__Exercise instructions__
Note each line of the listing that contains the string "JSON", and copy it.

--- BEGIN Data records ---

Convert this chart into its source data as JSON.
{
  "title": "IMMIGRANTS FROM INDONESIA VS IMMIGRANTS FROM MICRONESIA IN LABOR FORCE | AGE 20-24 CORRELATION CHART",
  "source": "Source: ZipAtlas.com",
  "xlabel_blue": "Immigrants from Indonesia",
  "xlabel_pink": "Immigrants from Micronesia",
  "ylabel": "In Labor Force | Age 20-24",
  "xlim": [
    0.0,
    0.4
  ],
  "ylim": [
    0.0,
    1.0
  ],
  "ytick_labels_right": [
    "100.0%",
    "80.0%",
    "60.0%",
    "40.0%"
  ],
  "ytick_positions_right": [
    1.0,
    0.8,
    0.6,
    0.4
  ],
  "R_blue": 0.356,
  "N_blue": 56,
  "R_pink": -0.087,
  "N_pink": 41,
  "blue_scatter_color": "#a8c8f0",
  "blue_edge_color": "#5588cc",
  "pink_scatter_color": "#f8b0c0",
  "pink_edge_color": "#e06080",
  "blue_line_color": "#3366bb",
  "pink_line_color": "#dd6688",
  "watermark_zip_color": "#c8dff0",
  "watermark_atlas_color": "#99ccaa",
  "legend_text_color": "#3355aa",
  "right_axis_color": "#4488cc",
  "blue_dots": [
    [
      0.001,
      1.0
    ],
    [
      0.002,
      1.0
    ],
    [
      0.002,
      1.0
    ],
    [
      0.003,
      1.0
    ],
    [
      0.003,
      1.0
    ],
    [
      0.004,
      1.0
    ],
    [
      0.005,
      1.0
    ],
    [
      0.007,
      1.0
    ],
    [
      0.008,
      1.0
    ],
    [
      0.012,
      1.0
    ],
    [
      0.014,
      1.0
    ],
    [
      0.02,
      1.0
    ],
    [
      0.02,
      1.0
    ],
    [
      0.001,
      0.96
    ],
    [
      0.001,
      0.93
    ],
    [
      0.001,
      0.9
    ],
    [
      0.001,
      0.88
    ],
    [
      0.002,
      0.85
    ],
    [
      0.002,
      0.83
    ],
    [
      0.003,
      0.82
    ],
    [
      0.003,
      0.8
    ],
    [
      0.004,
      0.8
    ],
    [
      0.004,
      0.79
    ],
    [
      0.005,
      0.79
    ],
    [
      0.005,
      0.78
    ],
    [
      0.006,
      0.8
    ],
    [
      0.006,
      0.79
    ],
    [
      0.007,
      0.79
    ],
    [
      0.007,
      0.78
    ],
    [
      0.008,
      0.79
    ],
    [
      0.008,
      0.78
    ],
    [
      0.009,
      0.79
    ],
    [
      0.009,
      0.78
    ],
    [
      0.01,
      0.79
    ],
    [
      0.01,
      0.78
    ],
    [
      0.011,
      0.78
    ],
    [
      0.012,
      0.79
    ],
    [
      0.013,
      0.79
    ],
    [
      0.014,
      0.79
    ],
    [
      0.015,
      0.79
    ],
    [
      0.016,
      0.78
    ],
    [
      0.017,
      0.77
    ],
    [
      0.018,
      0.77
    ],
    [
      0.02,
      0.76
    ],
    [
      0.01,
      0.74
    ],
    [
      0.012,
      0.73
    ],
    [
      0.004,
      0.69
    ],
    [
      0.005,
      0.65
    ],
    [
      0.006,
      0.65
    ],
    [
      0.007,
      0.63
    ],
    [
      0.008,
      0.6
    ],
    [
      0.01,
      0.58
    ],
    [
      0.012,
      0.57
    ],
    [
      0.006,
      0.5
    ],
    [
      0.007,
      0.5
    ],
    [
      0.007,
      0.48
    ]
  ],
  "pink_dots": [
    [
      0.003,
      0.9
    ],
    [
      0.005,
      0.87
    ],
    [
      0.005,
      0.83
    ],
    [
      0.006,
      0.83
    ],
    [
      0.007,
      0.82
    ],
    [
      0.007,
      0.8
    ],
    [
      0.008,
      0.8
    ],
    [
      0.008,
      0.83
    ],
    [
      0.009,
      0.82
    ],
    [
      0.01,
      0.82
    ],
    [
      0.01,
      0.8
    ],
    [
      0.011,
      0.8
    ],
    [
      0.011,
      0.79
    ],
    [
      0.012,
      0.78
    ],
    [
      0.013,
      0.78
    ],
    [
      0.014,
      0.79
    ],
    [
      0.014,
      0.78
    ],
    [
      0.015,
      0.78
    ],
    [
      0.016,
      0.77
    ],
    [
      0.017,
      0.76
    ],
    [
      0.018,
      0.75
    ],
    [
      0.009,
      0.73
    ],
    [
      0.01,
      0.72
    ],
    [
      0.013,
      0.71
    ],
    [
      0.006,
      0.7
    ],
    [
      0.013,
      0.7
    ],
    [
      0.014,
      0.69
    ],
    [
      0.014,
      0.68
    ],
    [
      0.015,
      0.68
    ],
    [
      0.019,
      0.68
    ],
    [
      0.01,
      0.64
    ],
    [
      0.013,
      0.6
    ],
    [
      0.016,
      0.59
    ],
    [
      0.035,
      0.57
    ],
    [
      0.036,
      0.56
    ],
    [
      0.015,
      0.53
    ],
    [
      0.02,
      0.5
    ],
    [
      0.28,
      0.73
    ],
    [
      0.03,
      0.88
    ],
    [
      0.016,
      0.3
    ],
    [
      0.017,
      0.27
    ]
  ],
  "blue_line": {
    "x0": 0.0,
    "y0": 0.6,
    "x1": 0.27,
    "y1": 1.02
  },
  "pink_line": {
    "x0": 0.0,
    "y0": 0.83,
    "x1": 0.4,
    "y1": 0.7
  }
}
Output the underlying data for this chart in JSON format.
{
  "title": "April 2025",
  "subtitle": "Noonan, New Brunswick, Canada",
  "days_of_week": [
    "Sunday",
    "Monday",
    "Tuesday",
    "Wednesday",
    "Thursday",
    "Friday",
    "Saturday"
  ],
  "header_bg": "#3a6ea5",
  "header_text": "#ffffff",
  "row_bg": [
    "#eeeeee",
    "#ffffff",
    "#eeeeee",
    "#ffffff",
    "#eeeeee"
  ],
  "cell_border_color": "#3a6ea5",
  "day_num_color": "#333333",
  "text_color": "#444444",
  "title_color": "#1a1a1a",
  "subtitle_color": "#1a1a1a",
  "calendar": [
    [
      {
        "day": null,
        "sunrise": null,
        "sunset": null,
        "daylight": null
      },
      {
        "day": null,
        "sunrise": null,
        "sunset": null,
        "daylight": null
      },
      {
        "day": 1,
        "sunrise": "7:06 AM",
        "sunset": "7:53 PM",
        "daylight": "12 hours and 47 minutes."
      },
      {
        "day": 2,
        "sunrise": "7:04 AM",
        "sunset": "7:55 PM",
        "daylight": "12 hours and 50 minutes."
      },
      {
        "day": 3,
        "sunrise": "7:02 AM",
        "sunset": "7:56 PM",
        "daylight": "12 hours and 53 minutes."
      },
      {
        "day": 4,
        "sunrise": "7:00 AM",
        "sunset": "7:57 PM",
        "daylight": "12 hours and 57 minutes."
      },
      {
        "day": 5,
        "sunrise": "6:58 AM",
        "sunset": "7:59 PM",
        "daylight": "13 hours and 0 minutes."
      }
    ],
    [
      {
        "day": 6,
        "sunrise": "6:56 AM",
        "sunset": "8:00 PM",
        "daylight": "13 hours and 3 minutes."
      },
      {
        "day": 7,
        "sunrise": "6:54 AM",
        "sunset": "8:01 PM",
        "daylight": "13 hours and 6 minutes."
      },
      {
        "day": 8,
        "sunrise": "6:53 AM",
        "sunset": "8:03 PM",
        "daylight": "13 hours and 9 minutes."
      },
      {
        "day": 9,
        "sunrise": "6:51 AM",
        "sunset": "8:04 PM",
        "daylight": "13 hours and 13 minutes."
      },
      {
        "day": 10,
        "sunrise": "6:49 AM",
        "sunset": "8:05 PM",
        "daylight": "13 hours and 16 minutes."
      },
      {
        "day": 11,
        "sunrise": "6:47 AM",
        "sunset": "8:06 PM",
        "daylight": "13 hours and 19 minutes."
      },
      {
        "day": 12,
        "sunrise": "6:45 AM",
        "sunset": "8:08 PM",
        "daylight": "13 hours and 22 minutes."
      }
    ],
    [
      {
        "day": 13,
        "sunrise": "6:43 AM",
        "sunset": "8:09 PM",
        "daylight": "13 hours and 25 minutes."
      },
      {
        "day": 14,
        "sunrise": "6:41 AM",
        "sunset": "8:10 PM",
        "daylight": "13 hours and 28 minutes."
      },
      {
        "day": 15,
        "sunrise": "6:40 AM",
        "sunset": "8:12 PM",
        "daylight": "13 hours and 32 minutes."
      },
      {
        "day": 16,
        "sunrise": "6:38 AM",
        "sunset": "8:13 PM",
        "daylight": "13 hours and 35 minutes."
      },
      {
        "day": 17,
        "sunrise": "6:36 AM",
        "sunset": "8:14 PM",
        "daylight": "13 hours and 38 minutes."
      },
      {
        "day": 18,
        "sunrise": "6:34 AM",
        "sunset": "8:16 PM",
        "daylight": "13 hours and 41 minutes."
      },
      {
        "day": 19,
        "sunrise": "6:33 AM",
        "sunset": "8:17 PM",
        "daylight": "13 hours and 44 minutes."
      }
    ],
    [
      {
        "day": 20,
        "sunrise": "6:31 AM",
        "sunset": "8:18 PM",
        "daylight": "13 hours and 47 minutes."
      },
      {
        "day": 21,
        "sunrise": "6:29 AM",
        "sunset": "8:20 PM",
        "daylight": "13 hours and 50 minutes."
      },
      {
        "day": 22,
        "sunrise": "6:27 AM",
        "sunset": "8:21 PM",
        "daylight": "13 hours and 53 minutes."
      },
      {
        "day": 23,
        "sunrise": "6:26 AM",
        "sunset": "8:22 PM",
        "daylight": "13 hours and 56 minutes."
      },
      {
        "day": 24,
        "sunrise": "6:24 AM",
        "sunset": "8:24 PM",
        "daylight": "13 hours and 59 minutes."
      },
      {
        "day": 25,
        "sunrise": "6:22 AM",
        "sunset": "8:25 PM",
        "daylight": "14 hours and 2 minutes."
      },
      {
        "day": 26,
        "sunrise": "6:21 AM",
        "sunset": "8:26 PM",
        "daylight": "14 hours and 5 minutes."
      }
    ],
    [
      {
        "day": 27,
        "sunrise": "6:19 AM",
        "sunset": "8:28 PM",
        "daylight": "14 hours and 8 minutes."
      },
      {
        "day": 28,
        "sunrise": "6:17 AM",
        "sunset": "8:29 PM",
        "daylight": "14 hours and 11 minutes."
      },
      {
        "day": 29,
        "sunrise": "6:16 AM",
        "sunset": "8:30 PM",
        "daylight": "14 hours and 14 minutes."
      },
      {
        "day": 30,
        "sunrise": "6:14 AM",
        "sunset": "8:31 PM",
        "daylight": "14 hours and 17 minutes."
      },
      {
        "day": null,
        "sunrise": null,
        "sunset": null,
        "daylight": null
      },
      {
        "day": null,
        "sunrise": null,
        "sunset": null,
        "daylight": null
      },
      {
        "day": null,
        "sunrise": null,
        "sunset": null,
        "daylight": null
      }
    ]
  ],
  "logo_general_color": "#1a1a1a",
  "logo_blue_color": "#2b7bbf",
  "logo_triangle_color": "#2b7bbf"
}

--- END Data records ---

__Correct output__
Convert this chart into its source data as JSON.
Output the underlying data for this chart in JSON format.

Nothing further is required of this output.